Exercise aim: Transcribe the material in full. Nothing should differ except that the pictures are left out.

★ ★ ★ ★

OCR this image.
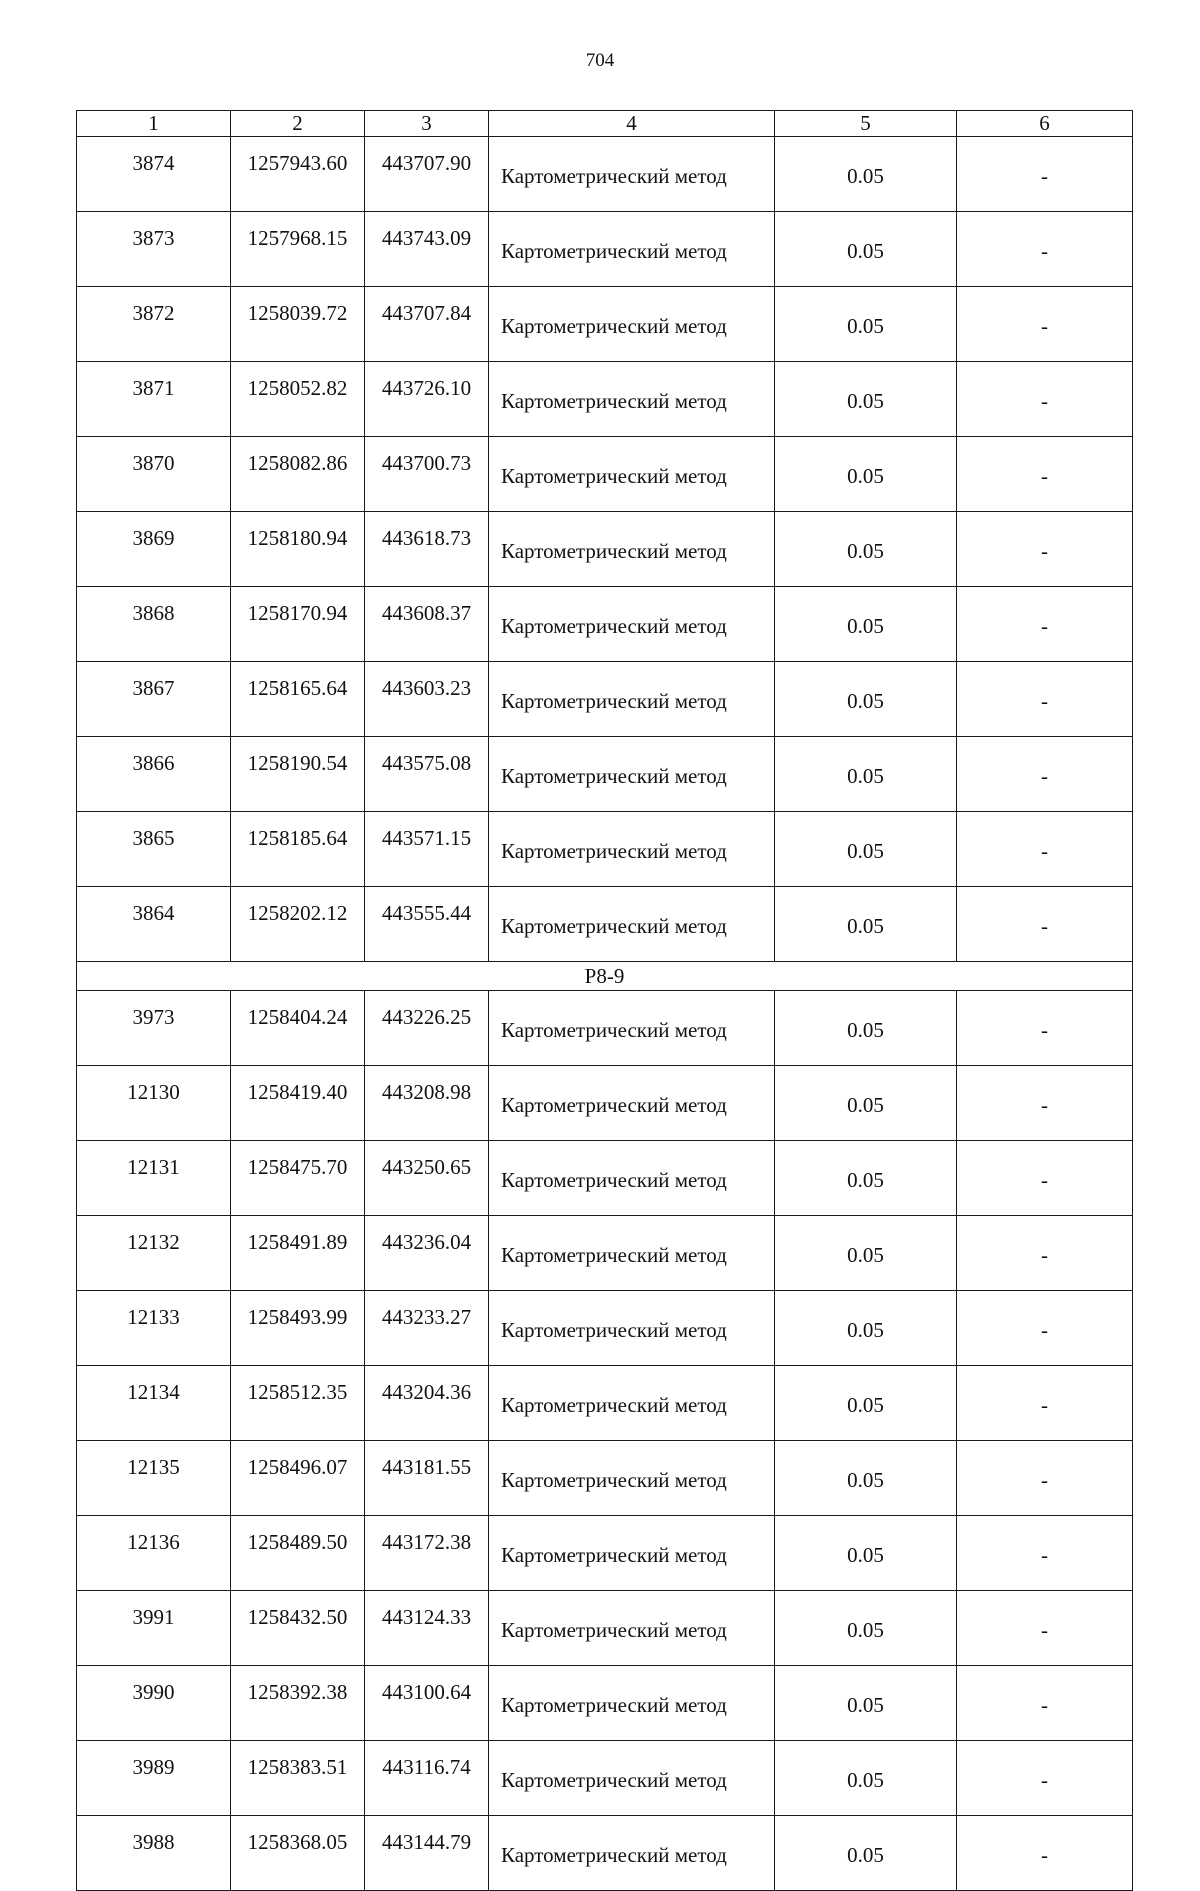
704
1	2	3	4	5	6
3874	1257943.60	443707.90	Картометрический метод	0.05	-
3873	1257968.15	443743.09	Картометрический метод	0.05	-
3872	1258039.72	443707.84	Картометрический метод	0.05	-
3871	1258052.82	443726.10	Картометрический метод	0.05	-
3870	1258082.86	443700.73	Картометрический метод	0.05	-
3869	1258180.94	443618.73	Картометрический метод	0.05	-
3868	1258170.94	443608.37	Картометрический метод	0.05	-
3867	1258165.64	443603.23	Картометрический метод	0.05	-
3866	1258190.54	443575.08	Картометрический метод	0.05	-
3865	1258185.64	443571.15	Картометрический метод	0.05	-
3864	1258202.12	443555.44	Картометрический метод	0.05	-
Р8-9					
3973	1258404.24	443226.25	Картометрический метод	0.05	-
12130	1258419.40	443208.98	Картометрический метод	0.05	-
12131	1258475.70	443250.65	Картометрический метод	0.05	-
12132	1258491.89	443236.04	Картометрический метод	0.05	-
12133	1258493.99	443233.27	Картометрический метод	0.05	-
12134	1258512.35	443204.36	Картометрический метод	0.05	-
12135	1258496.07	443181.55	Картометрический метод	0.05	-
12136	1258489.50	443172.38	Картометрический метод	0.05	-
3991	1258432.50	443124.33	Картометрический метод	0.05	-
3990	1258392.38	443100.64	Картометрический метод	0.05	-
3989	1258383.51	443116.74	Картометрический метод	0.05	-
3988	1258368.05	443144.79	Картометрический метод	0.05	-
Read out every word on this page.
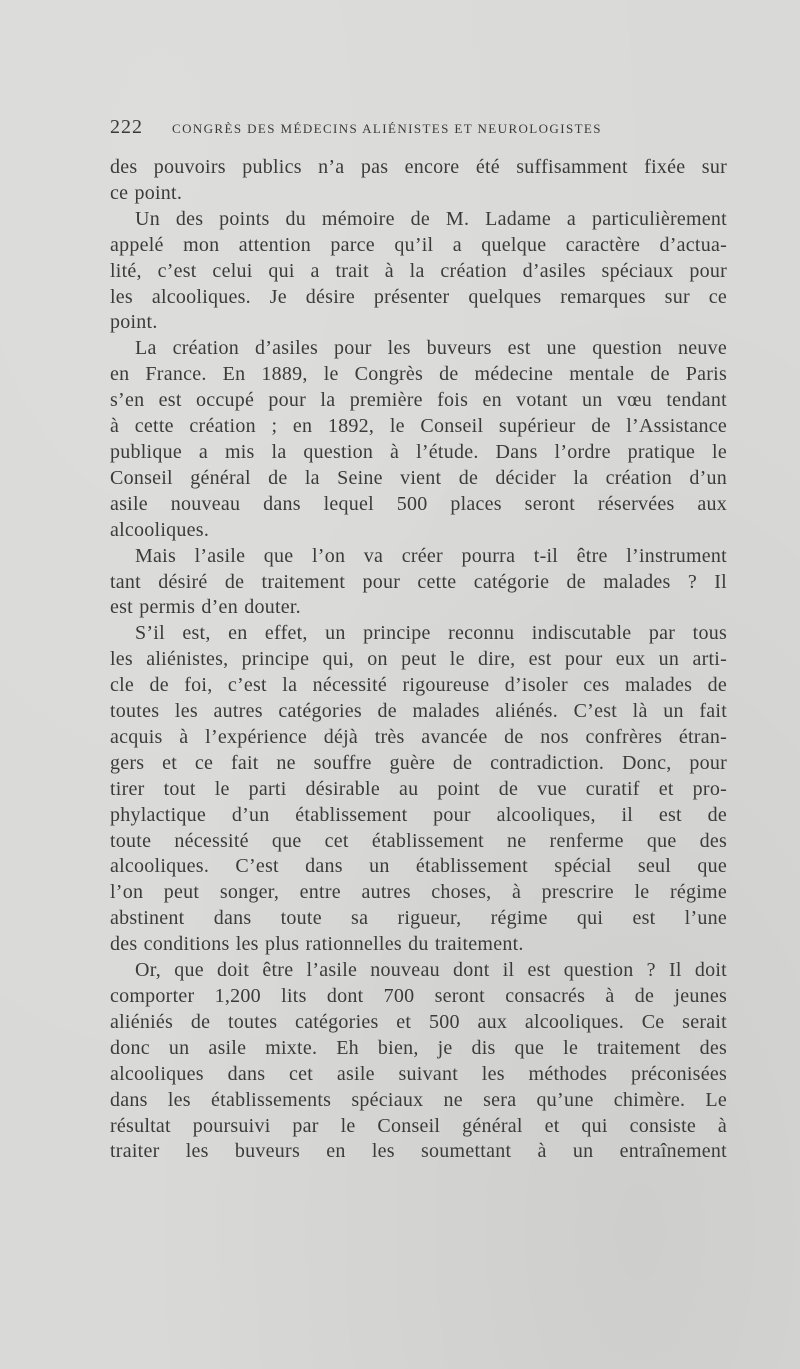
222 CONGRÈS DES MÉDECINS ALIÉNISTES ET NEUROLOGISTES
des pouvoirs publics n’a pas encore été suffisamment fixée sur
ce point.
Un des points du mémoire de M. Ladame a particulièrement
appelé mon attention parce qu’il a quelque caractère d’actua-
lité, c’est celui qui a trait à la création d’asiles spéciaux pour
les alcooliques. Je désire présenter quelques remarques sur ce
point.
La création d’asiles pour les buveurs est une question neuve
en France. En 1889, le Congrès de médecine mentale de Paris
s’en est occupé pour la première fois en votant un vœu tendant
à cette création ; en 1892, le Conseil supérieur de l’Assistance
publique a mis la question à l’étude. Dans l’ordre pratique le
Conseil général de la Seine vient de décider la création d’un
asile nouveau dans lequel 500 places seront réservées aux
alcooliques.
Mais l’asile que l’on va créer pourra t-il être l’instrument
tant désiré de traitement pour cette catégorie de malades ? Il
est permis d’en douter.
S’il est, en effet, un principe reconnu indiscutable par tous
les aliénistes, principe qui, on peut le dire, est pour eux un arti-
cle de foi, c’est la nécessité rigoureuse d’isoler ces malades de
toutes les autres catégories de malades aliénés. C’est là un fait
acquis à l’expérience déjà très avancée de nos confrères étran-
gers et ce fait ne souffre guère de contradiction. Donc, pour
tirer tout le parti désirable au point de vue curatif et pro-
phylactique d’un établissement pour alcooliques, il est de
toute nécessité que cet établissement ne renferme que des
alcooliques. C’est dans un établissement spécial seul que
l’on peut songer, entre autres choses, à prescrire le régime
abstinent dans toute sa rigueur, régime qui est l’une
des conditions les plus rationnelles du traitement.
Or, que doit être l’asile nouveau dont il est question ? Il doit
comporter 1,200 lits dont 700 seront consacrés à de jeunes
aliéniés de toutes catégories et 500 aux alcooliques. Ce serait
donc un asile mixte. Eh bien, je dis que le traitement des
alcooliques dans cet asile suivant les méthodes préconisées
dans les établissements spéciaux ne sera qu’une chimère. Le
résultat poursuivi par le Conseil général et qui consiste à
traiter les buveurs en les soumettant à un entraînement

★ ★ ★ ★

Task answer:
OCR this image.
704
1	2	3	4	5	6
3874	1257943.60	443707.90	Картометрический метод	0.05	-
3873	1257968.15	443743.09	Картометрический метод	0.05	-
3872	1258039.72	443707.84	Картометрический метод	0.05	-
3871	1258052.82	443726.10	Картометрический метод	0.05	-
3870	1258082.86	443700.73	Картометрический метод	0.05	-
3869	1258180.94	443618.73	Картометрический метод	0.05	-
3868	1258170.94	443608.37	Картометрический метод	0.05	-
3867	1258165.64	443603.23	Картометрический метод	0.05	-
3866	1258190.54	443575.08	Картометрический метод	0.05	-
3865	1258185.64	443571.15	Картометрический метод	0.05	-
3864	1258202.12	443555.44	Картометрический метод	0.05	-
Р8-9					
3973	1258404.24	443226.25	Картометрический метод	0.05	-
12130	1258419.40	443208.98	Картометрический метод	0.05	-
12131	1258475.70	443250.65	Картометрический метод	0.05	-
12132	1258491.89	443236.04	Картометрический метод	0.05	-
12133	1258493.99	443233.27	Картометрический метод	0.05	-
12134	1258512.35	443204.36	Картометрический метод	0.05	-
12135	1258496.07	443181.55	Картометрический метод	0.05	-
12136	1258489.50	443172.38	Картометрический метод	0.05	-
3991	1258432.50	443124.33	Картометрический метод	0.05	-
3990	1258392.38	443100.64	Картометрический метод	0.05	-
3989	1258383.51	443116.74	Картометрический метод	0.05	-
3988	1258368.05	443144.79	Картометрический метод	0.05	-
Read out every word on this page.
222 CONGRÈS DES MÉDECINS ALIÉNISTES ET NEUROLOGISTES
des pouvoirs publics n’a pas encore été suffisamment fixée sur
ce point.
Un des points du mémoire de M. Ladame a particulièrement
appelé mon attention parce qu’il a quelque caractère d’actua-
lité, c’est celui qui a trait à la création d’asiles spéciaux pour
les alcooliques. Je désire présenter quelques remarques sur ce
point.
La création d’asiles pour les buveurs est une question neuve
en France. En 1889, le Congrès de médecine mentale de Paris
s’en est occupé pour la première fois en votant un vœu tendant
à cette création ; en 1892, le Conseil supérieur de l’Assistance
publique a mis la question à l’étude. Dans l’ordre pratique le
Conseil général de la Seine vient de décider la création d’un
asile nouveau dans lequel 500 places seront réservées aux
alcooliques.
Mais l’asile que l’on va créer pourra t-il être l’instrument
tant désiré de traitement pour cette catégorie de malades ? Il
est permis d’en douter.
S’il est, en effet, un principe reconnu indiscutable par tous
les aliénistes, principe qui, on peut le dire, est pour eux un arti-
cle de foi, c’est la nécessité rigoureuse d’isoler ces malades de
toutes les autres catégories de malades aliénés. C’est là un fait
acquis à l’expérience déjà très avancée de nos confrères étran-
gers et ce fait ne souffre guère de contradiction. Donc, pour
tirer tout le parti désirable au point de vue curatif et pro-
phylactique d’un établissement pour alcooliques, il est de
toute nécessité que cet établissement ne renferme que des
alcooliques. C’est dans un établissement spécial seul que
l’on peut songer, entre autres choses, à prescrire le régime
abstinent dans toute sa rigueur, régime qui est l’une
des conditions les plus rationnelles du traitement.
Or, que doit être l’asile nouveau dont il est question ? Il doit
comporter 1,200 lits dont 700 seront consacrés à de jeunes
aliéniés de toutes catégories et 500 aux alcooliques. Ce serait
donc un asile mixte. Eh bien, je dis que le traitement des
alcooliques dans cet asile suivant les méthodes préconisées
dans les établissements spéciaux ne sera qu’une chimère. Le
résultat poursuivi par le Conseil général et qui consiste à
traiter les buveurs en les soumettant à un entraînement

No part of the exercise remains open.